DATA FOR THE TASK start

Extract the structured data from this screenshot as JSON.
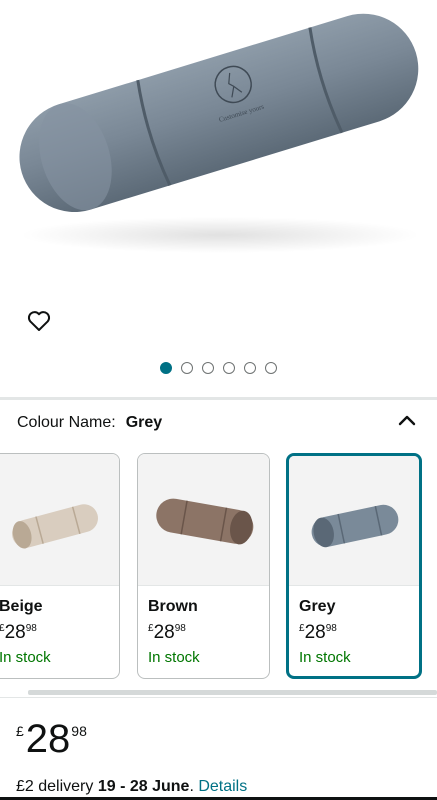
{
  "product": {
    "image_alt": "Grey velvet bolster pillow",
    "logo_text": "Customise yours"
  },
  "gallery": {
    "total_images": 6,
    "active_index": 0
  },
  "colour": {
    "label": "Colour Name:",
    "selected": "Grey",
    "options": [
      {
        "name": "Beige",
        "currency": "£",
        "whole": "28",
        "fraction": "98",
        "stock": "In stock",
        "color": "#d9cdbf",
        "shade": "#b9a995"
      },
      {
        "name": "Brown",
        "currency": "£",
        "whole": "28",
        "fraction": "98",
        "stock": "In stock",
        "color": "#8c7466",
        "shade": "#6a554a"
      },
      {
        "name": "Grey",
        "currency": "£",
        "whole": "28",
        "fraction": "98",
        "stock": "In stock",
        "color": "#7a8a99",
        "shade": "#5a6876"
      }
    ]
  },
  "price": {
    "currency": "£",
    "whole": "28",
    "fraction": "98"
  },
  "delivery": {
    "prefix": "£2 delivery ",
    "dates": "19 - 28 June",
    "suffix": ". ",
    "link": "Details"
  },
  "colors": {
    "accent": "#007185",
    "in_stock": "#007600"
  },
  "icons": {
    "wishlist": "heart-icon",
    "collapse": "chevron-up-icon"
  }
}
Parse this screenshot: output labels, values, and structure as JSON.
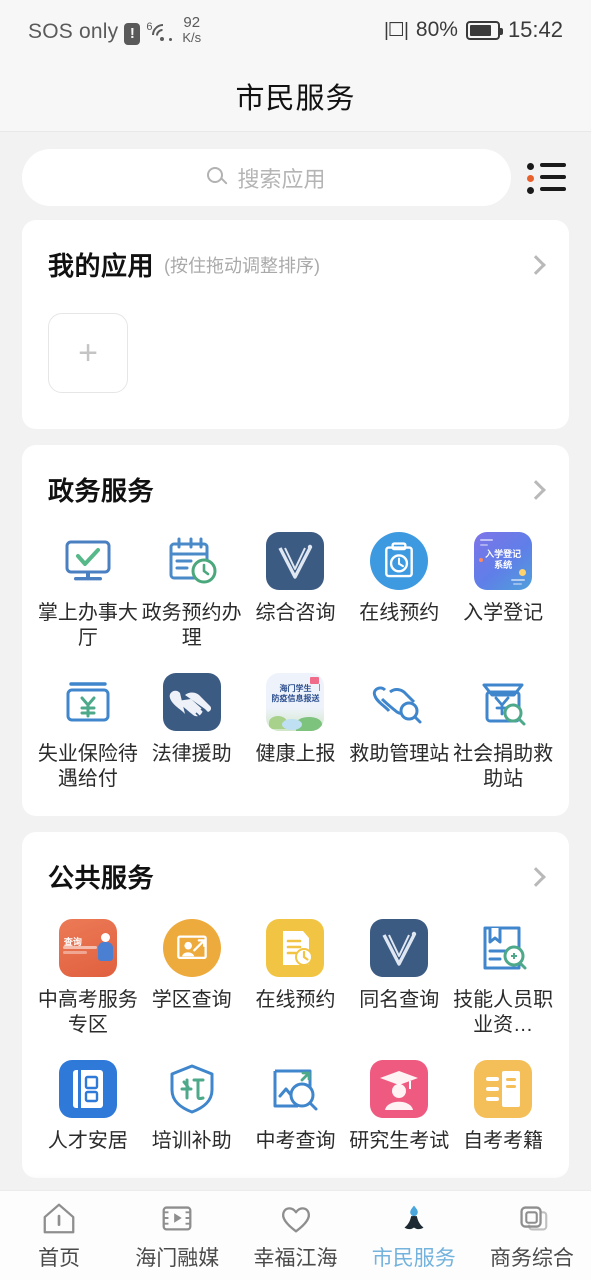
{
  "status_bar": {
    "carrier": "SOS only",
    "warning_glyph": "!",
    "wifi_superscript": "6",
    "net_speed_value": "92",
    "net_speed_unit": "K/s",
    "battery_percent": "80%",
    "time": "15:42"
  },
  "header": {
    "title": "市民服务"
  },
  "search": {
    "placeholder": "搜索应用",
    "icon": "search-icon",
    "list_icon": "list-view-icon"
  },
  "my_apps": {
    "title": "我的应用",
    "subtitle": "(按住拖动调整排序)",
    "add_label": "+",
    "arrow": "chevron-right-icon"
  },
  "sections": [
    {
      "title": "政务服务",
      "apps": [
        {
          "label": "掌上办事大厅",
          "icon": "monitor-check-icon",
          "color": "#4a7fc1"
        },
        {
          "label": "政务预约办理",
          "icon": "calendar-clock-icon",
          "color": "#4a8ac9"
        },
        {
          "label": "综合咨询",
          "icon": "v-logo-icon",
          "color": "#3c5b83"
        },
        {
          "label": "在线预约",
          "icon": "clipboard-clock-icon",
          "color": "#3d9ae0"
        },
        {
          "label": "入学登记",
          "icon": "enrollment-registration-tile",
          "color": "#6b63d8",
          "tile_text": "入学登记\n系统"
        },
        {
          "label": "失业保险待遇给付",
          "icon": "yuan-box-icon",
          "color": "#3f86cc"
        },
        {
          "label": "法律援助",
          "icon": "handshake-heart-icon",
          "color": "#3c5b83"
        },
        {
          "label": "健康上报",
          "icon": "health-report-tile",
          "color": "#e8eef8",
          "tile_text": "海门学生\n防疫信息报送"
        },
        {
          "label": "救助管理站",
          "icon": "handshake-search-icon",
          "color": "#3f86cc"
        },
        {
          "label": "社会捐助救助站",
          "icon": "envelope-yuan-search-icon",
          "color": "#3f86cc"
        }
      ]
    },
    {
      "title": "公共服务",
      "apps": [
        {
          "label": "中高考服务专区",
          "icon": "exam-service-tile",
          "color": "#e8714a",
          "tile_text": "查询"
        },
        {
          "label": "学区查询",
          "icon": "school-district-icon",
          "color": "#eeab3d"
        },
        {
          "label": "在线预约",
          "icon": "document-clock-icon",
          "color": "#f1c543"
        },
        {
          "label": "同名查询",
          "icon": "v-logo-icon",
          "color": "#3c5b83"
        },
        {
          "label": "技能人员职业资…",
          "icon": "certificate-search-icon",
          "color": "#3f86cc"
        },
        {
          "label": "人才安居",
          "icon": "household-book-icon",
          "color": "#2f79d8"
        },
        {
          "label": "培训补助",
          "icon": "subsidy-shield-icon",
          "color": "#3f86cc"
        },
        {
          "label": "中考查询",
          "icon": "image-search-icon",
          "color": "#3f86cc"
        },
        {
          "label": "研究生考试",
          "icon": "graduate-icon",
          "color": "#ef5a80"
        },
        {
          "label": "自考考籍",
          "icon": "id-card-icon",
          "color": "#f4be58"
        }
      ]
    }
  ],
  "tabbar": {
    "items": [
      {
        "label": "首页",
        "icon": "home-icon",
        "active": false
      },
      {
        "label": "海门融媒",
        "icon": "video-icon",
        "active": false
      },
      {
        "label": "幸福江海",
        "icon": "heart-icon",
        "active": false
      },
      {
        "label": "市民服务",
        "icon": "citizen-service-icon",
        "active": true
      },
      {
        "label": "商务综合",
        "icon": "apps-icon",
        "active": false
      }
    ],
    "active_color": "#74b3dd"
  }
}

DATA FOR THE TASK end
DATA FOR THE TASK start

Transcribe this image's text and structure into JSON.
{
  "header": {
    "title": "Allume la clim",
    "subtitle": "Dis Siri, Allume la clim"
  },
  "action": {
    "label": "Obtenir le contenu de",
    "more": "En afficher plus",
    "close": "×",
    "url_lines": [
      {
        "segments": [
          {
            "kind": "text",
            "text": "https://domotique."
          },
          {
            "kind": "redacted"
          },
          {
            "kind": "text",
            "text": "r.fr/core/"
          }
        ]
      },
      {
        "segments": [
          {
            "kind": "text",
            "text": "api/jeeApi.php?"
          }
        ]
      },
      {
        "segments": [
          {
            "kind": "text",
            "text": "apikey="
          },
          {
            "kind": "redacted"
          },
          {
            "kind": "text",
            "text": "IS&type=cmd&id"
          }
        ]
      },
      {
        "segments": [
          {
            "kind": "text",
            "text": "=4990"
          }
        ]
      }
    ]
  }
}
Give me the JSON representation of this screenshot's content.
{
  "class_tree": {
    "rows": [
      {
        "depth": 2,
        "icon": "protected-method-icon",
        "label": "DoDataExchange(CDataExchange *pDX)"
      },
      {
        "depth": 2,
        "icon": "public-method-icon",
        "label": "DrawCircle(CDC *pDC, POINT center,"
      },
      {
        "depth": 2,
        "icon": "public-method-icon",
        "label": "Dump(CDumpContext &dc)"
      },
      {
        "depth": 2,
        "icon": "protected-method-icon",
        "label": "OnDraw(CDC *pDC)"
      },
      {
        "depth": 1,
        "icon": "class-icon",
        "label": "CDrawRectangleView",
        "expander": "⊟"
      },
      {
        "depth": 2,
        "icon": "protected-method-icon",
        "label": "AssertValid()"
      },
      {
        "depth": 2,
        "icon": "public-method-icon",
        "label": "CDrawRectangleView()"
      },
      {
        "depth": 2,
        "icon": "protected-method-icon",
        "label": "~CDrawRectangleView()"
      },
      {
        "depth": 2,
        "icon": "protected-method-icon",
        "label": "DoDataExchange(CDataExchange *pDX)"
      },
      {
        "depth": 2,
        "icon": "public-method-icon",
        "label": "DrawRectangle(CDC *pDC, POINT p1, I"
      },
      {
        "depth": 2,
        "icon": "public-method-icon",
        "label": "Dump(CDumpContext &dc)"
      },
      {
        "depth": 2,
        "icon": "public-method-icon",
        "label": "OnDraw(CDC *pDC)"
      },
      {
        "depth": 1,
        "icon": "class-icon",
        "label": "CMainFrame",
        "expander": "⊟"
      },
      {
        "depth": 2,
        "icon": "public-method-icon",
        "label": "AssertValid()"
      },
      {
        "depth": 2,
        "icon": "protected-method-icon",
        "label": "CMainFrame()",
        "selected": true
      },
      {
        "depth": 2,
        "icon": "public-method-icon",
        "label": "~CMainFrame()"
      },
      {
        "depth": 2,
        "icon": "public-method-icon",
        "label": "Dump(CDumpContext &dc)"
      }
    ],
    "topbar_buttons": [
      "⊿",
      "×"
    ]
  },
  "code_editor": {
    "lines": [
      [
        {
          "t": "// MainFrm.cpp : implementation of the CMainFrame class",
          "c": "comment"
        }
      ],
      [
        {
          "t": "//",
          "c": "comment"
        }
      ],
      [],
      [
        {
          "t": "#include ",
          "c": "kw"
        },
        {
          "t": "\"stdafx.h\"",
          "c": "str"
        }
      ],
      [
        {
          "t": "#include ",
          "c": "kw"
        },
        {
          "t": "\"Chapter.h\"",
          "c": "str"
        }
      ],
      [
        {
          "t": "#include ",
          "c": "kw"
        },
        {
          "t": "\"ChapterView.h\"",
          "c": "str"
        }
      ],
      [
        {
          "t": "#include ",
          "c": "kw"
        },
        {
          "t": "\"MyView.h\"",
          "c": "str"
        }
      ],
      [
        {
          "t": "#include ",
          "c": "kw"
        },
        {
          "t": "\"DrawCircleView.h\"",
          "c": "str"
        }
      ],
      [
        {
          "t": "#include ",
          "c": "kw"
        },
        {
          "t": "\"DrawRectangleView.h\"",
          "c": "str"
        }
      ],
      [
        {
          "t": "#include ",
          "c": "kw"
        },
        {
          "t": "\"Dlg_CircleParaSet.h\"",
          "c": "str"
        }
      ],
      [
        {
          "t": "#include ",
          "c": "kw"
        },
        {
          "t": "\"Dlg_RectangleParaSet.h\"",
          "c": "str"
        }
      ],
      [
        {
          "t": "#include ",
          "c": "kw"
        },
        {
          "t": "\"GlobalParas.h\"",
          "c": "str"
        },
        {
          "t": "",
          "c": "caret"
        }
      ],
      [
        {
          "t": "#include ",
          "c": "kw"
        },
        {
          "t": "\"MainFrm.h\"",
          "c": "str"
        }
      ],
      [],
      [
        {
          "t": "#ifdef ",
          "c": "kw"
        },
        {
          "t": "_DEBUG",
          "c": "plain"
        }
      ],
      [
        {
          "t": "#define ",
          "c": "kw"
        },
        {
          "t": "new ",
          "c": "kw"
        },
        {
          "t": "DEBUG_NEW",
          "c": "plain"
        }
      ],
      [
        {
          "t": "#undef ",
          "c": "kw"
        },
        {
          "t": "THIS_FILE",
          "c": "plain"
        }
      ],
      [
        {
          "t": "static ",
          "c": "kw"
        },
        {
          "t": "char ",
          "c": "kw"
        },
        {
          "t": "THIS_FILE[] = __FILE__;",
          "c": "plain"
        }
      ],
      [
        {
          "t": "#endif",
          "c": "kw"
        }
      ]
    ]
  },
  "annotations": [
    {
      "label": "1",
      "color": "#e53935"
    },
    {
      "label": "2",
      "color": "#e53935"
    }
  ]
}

DATA FOR THE TASK end

- STATED EXERCISE: Copy each line of the listing that contains the string "handshake".

- FINISHED ANSWER:
          "icon": "handshake-heart-icon",
          "icon": "handshake-search-icon",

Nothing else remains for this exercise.